[Dataset rows]
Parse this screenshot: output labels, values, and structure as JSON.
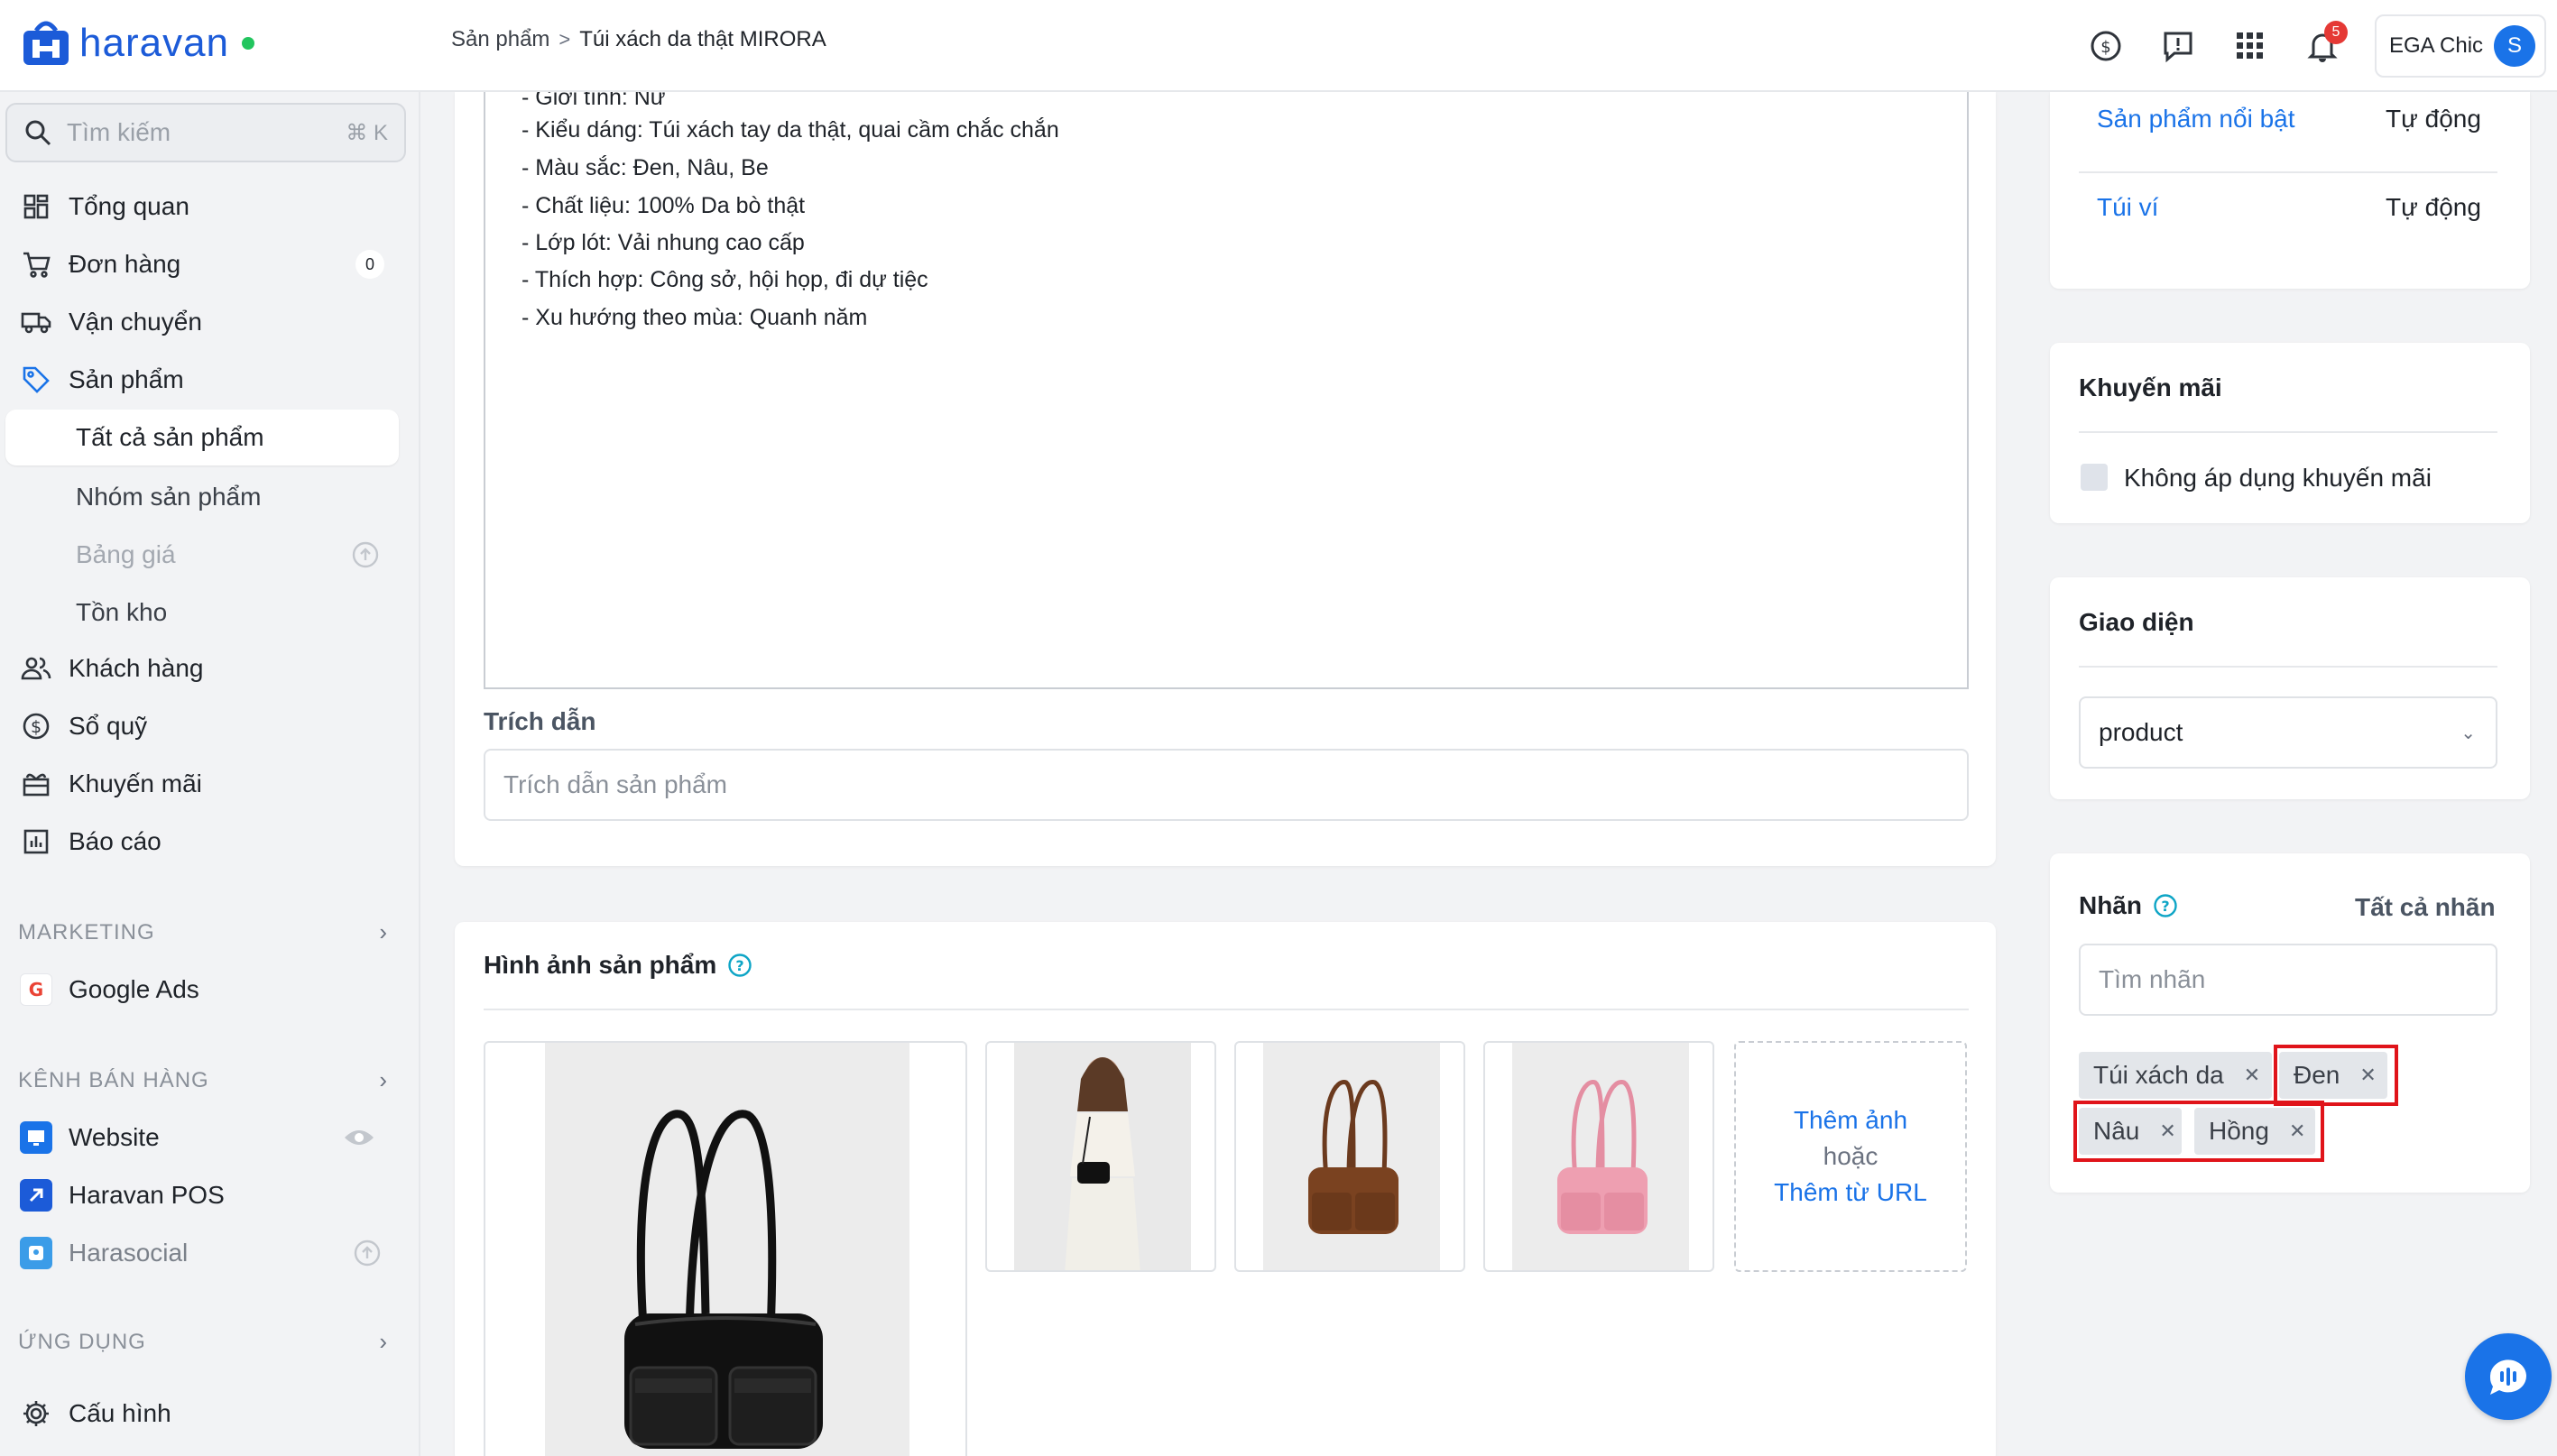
{
  "app": {
    "name": "haravan",
    "brand_color": "#1c5bd8",
    "online_color": "#22c55e"
  },
  "breadcrumb": {
    "parent": "Sản phẩm",
    "separator": ">",
    "current": "Túi xách da thật MIRORA"
  },
  "topbar": {
    "notification_count": "5",
    "store_name": "EGA Chic",
    "avatar_initial": "S"
  },
  "sidebar": {
    "search": {
      "placeholder": "Tìm kiếm",
      "shortcut": "⌘ K"
    },
    "items": [
      {
        "label": "Tổng quan",
        "icon": "dashboard-icon"
      },
      {
        "label": "Đơn hàng",
        "icon": "cart-icon",
        "badge": "0"
      },
      {
        "label": "Vận chuyển",
        "icon": "truck-icon"
      },
      {
        "label": "Sản phẩm",
        "icon": "tag-icon"
      }
    ],
    "sub_items": [
      {
        "label": "Tất cả sản phẩm",
        "active": true
      },
      {
        "label": "Nhóm sản phẩm"
      },
      {
        "label": "Bảng giá",
        "muted": true
      },
      {
        "label": "Tồn kho"
      }
    ],
    "items2": [
      {
        "label": "Khách hàng",
        "icon": "customers-icon"
      },
      {
        "label": "Sổ quỹ",
        "icon": "dollar-icon"
      },
      {
        "label": "Khuyến mãi",
        "icon": "gift-icon"
      },
      {
        "label": "Báo cáo",
        "icon": "report-icon"
      }
    ],
    "marketing": {
      "title": "MARKETING",
      "items": [
        {
          "label": "Google Ads"
        }
      ]
    },
    "sales_channels": {
      "title": "KÊNH BÁN HÀNG",
      "items": [
        {
          "label": "Website"
        },
        {
          "label": "Haravan POS"
        },
        {
          "label": "Harasocial"
        }
      ]
    },
    "apps": {
      "title": "ỨNG DỤNG"
    },
    "settings": {
      "label": "Cấu hình"
    }
  },
  "editor": {
    "lines": [
      "- Giới tính: Nữ",
      "- Kiểu dáng: Túi xách tay da thật, quai cầm chắc chắn",
      "- Màu sắc: Đen, Nâu, Be",
      "- Chất liệu: 100% Da bò thật",
      "- Lớp lót: Vải nhung cao cấp",
      "- Thích hợp: Công sở, hội họp, đi dự tiệc",
      "- Xu hướng theo mùa: Quanh năm"
    ]
  },
  "excerpt": {
    "label": "Trích dẫn",
    "placeholder": "Trích dẫn sản phẩm"
  },
  "images": {
    "title": "Hình ảnh sản phẩm",
    "add_image": "Thêm ảnh",
    "or": "hoặc",
    "add_from_url": "Thêm từ URL"
  },
  "collections": {
    "rows": [
      {
        "name": "Sản phẩm nổi bật",
        "type": "Tự động"
      },
      {
        "name": "Túi ví",
        "type": "Tự động"
      }
    ]
  },
  "promotion": {
    "title": "Khuyến mãi",
    "checkbox_label": "Không áp dụng khuyến mãi"
  },
  "theme": {
    "title": "Giao diện",
    "selected": "product"
  },
  "tags": {
    "title": "Nhãn",
    "all_link": "Tất cả nhãn",
    "search_placeholder": "Tìm nhãn",
    "items": [
      "Túi xách da",
      "Đen",
      "Nâu",
      "Hồng"
    ],
    "highlight_color": "#e0141a"
  }
}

◆ Stated goal
Work out how many lines in the records above hold the string "Thêm", then give only that count.

◆ Reply to the exercise
2